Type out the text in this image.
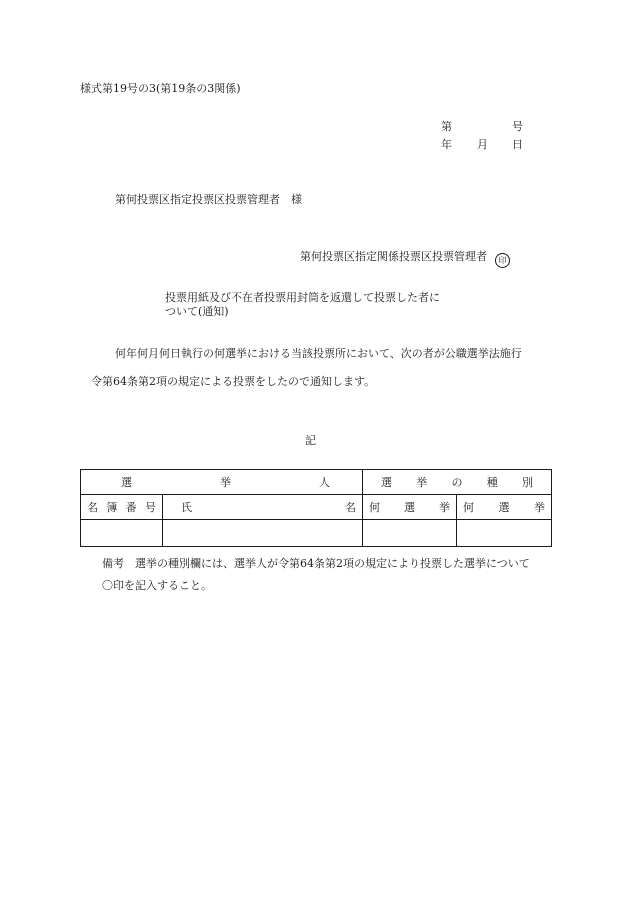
様式第19号の3(第19条の3関係)
第	号
年 月 日
第何投票区指定投票区投票管理者　様
第何投票区指定関係投票区投票管理者 印
投票用紙及び不在者投票用封筒を返還して投票した者に
ついて(通知)
何年何月何日執行の何選挙における当該投票所において、次の者が公職選挙法施行
令第64条第2項の規定による投票をしたので通知します。
記
選 挙 人		選 挙 の 種 別	

名 簿 番 号	氏 名	何 選 挙	何 選 挙

備考　選挙の種別欄には、選挙人が令第64条第2項の規定により投票した選挙について
〇印を記入すること。
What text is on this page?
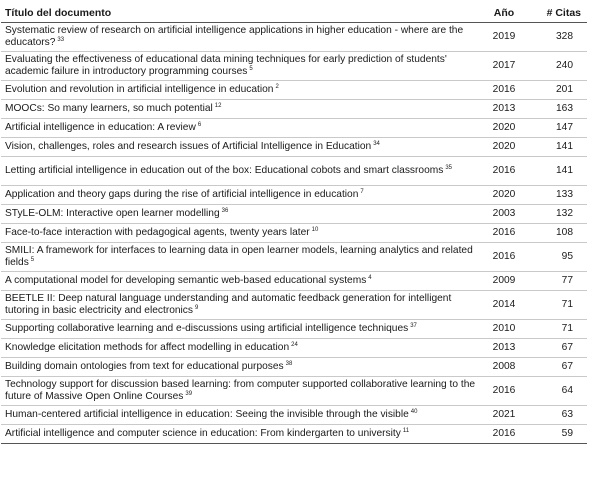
Título del documento	Año	# Citas
Systematic review of research on artificial intelligence applications in higher education - where are the educators? $^{33}$	2019	328
Evaluating the effectiveness of educational data mining techniques for early prediction of students' academic failure in introductory programming courses $^5$	2017	240
Evolution and revolution in artificial intelligence in education $^2$	2016	201
MOOCs: So many learners, so much potential $^{12}$	2013	163
Artificial intelligence in education: A review $^6$	2020	147
Vision, challenges, roles and research issues of Artificial Intelligence in Education $^{34}$	2020	141
Letting artificial intelligence in education out of the box: Educational cobots and smart classrooms $^{35}$	2016	141
Application and theory gaps during the rise of artificial intelligence in education $^7$	2020	133
STyLE-OLM: Interactive open learner modelling $^{36}$	2003	132
Face-to-face interaction with pedagogical agents, twenty years later $^{10}$	2016	108
SMILI: A framework for interfaces to learning data in open learner models, learning analytics and related fields $^5$	2016	95
A computational model for developing semantic web-based educational systems $^4$	2009	77
BEETLE II: Deep natural language understanding and automatic feedback generation for intelligent tutoring in basic electricity and electronics $^9$	2014	71
Supporting collaborative learning and e-discussions using artificial intelligence techniques $^{37}$	2010	71
Knowledge elicitation methods for affect modelling in education $^{24}$	2013	67
Building domain ontologies from text for educational purposes $^{38}$	2008	67
Technology support for discussion based learning: from computer supported collaborative learning to the future of Massive Open Online Courses $^{39}$	2016	64
Human-centered artificial intelligence in education: Seeing the invisible through the visible $^{40}$	2021	63
Artificial intelligence and computer science in education: From kindergarten to university $^{11}$	2016	59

═══

* **What is expected**:
Exclude the images and reproduce the remaining data exactly.

* **The answer**:
Type out the text in this image.
様式第19号の3(第19条の3関係)
第	号
年 月 日
第何投票区指定投票区投票管理者　様
第何投票区指定関係投票区投票管理者 印
投票用紙及び不在者投票用封筒を返還して投票した者に
ついて(通知)
何年何月何日執行の何選挙における当該投票所において、次の者が公職選挙法施行
令第64条第2項の規定による投票をしたので通知します。
記
選 挙 人		選 挙 の 種 別	

名 簿 番 号	氏 名	何 選 挙	何 選 挙

備考　選挙の種別欄には、選挙人が令第64条第2項の規定により投票した選挙について
〇印を記入すること。
What text is on this page?
Título del documento	Año	# Citas
Systematic review of research on artificial intelligence applications in higher education - where are the educators? $^{33}$	2019	328
Evaluating the effectiveness of educational data mining techniques for early prediction of students' academic failure in introductory programming courses $^5$	2017	240
Evolution and revolution in artificial intelligence in education $^2$	2016	201
MOOCs: So many learners, so much potential $^{12}$	2013	163
Artificial intelligence in education: A review $^6$	2020	147
Vision, challenges, roles and research issues of Artificial Intelligence in Education $^{34}$	2020	141
Letting artificial intelligence in education out of the box: Educational cobots and smart classrooms $^{35}$	2016	141
Application and theory gaps during the rise of artificial intelligence in education $^7$	2020	133
STyLE-OLM: Interactive open learner modelling $^{36}$	2003	132
Face-to-face interaction with pedagogical agents, twenty years later $^{10}$	2016	108
SMILI: A framework for interfaces to learning data in open learner models, learning analytics and related fields $^5$	2016	95
A computational model for developing semantic web-based educational systems $^4$	2009	77
BEETLE II: Deep natural language understanding and automatic feedback generation for intelligent tutoring in basic electricity and electronics $^9$	2014	71
Supporting collaborative learning and e-discussions using artificial intelligence techniques $^{37}$	2010	71
Knowledge elicitation methods for affect modelling in education $^{24}$	2013	67
Building domain ontologies from text for educational purposes $^{38}$	2008	67
Technology support for discussion based learning: from computer supported collaborative learning to the future of Massive Open Online Courses $^{39}$	2016	64
Human-centered artificial intelligence in education: Seeing the invisible through the visible $^{40}$	2021	63
Artificial intelligence and computer science in education: From kindergarten to university $^{11}$	2016	59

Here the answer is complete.